[THE RECORDS start]
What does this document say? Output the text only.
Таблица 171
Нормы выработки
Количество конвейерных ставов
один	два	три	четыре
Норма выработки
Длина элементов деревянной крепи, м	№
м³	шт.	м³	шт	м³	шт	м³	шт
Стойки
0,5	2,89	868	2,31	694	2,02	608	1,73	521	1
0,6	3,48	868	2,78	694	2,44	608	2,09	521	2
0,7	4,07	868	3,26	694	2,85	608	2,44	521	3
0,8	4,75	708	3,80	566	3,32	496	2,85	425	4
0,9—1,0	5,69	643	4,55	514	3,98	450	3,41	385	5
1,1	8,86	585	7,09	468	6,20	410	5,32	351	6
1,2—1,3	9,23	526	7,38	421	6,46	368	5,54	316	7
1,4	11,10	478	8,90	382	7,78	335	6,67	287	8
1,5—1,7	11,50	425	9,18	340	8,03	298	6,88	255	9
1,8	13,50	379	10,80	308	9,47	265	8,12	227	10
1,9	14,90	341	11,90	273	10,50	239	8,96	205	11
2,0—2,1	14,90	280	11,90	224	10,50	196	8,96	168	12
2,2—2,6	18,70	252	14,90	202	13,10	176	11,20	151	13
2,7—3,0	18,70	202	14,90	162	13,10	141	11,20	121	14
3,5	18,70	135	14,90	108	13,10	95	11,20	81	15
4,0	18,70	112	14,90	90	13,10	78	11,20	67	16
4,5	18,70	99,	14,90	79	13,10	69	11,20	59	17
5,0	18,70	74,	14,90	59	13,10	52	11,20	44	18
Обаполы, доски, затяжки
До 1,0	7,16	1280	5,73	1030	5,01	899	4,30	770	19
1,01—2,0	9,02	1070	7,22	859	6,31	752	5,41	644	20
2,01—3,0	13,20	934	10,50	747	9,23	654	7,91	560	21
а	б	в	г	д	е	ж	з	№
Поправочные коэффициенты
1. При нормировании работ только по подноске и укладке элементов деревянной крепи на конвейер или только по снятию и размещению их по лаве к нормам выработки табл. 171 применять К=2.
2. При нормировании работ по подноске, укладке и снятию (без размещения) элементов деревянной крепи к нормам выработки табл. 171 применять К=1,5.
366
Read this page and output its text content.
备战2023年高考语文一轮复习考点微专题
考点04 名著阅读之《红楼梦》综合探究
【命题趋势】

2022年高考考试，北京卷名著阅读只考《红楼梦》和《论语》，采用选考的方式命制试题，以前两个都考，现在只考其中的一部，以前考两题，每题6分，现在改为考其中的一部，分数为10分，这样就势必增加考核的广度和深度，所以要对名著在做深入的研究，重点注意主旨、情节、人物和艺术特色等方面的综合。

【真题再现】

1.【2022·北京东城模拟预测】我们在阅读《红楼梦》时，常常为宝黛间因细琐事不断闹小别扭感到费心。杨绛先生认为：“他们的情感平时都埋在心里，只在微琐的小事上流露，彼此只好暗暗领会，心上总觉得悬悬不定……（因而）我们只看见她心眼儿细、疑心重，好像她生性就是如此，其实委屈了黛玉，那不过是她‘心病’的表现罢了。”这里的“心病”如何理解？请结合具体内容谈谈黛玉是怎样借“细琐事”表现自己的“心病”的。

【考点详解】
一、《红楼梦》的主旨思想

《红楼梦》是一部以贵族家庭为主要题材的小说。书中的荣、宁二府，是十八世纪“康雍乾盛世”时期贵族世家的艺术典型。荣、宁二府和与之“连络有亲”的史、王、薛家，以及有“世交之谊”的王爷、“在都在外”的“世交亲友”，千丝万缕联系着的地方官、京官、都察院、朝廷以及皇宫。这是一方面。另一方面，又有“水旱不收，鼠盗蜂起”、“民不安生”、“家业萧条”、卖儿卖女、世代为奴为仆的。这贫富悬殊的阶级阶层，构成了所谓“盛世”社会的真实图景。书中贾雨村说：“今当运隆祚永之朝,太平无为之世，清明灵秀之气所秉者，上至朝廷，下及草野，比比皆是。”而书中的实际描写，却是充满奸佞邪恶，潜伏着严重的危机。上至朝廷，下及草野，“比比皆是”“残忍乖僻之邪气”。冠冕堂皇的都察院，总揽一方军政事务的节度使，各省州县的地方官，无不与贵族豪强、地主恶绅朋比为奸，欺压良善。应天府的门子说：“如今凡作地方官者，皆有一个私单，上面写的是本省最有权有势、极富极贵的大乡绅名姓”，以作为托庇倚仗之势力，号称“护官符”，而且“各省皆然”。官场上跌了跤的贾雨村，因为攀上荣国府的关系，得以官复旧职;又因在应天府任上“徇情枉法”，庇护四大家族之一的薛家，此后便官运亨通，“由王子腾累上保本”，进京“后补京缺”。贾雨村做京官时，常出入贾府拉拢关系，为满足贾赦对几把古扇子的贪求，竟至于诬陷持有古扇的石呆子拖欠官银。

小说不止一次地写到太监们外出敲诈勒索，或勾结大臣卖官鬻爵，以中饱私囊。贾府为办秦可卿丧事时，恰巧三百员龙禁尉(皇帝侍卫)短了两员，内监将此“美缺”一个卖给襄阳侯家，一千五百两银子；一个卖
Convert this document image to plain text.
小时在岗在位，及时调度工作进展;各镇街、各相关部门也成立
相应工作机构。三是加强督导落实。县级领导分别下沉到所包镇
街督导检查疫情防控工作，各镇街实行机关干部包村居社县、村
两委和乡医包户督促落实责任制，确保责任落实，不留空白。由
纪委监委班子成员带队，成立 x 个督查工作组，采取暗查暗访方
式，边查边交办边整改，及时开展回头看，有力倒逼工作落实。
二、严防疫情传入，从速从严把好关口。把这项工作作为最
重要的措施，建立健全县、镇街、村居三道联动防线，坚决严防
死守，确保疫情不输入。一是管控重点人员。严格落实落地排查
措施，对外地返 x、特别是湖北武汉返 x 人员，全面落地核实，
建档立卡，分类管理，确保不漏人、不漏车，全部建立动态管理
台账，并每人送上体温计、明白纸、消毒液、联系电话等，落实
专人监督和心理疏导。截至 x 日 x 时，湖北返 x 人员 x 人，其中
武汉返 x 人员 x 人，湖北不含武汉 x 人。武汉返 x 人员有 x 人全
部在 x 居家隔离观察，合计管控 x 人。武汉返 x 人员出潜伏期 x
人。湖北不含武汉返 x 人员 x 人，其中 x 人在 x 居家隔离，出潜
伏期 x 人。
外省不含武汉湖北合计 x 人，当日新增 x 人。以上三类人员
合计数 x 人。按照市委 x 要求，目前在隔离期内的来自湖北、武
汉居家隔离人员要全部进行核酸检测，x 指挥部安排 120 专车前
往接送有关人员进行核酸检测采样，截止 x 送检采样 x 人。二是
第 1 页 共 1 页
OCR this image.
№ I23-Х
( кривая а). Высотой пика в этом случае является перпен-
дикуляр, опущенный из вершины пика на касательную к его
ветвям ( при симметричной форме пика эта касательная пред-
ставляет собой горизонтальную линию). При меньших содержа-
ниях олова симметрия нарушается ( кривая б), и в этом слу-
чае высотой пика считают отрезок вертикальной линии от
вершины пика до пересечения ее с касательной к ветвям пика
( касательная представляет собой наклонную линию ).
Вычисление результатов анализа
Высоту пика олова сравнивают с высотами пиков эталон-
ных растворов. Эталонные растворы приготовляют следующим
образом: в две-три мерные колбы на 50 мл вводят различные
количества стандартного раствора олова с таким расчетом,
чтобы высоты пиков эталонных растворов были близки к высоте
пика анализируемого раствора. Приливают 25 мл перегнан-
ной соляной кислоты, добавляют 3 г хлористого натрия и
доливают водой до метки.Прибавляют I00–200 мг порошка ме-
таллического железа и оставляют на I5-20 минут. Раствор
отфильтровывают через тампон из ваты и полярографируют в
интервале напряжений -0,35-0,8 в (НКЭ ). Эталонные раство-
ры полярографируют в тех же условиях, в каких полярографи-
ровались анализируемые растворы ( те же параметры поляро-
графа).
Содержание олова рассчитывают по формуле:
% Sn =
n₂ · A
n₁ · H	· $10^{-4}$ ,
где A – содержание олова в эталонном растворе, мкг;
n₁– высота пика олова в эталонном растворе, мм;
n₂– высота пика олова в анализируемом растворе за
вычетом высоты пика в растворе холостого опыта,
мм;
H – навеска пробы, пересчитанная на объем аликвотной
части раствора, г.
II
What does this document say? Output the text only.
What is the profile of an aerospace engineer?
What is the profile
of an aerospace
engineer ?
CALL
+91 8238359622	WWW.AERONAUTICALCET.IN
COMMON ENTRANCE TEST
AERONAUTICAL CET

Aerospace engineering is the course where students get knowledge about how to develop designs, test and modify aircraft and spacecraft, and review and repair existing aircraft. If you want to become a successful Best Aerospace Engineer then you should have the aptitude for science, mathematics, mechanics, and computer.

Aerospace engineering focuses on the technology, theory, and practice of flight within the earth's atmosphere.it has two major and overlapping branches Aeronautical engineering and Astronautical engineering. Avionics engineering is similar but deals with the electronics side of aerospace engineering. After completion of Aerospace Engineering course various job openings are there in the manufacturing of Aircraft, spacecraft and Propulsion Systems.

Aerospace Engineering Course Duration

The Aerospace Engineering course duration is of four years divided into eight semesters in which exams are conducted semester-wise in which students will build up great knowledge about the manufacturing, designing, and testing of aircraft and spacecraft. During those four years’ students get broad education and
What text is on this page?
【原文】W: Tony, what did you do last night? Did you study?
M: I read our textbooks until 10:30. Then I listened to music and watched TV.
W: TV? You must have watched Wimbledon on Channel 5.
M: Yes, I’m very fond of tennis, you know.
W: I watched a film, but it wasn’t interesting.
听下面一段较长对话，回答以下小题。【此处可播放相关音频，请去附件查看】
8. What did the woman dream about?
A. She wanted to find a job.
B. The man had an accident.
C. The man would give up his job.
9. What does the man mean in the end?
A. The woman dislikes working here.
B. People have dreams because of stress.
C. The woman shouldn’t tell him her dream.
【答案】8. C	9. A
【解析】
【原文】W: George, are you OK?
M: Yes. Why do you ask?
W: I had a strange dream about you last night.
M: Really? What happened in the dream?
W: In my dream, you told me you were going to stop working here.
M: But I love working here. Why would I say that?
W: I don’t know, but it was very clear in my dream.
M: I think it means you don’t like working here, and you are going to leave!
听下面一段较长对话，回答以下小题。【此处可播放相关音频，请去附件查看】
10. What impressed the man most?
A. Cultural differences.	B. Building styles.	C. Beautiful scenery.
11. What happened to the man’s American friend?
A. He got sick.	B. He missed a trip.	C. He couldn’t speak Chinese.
[THE RECORDS end]
(EXERCISE TASK): Reply with nothing but a number: how many lines of the entries above contain the string "собой"?

(SOLUTION TO THIS EXERCISE): 2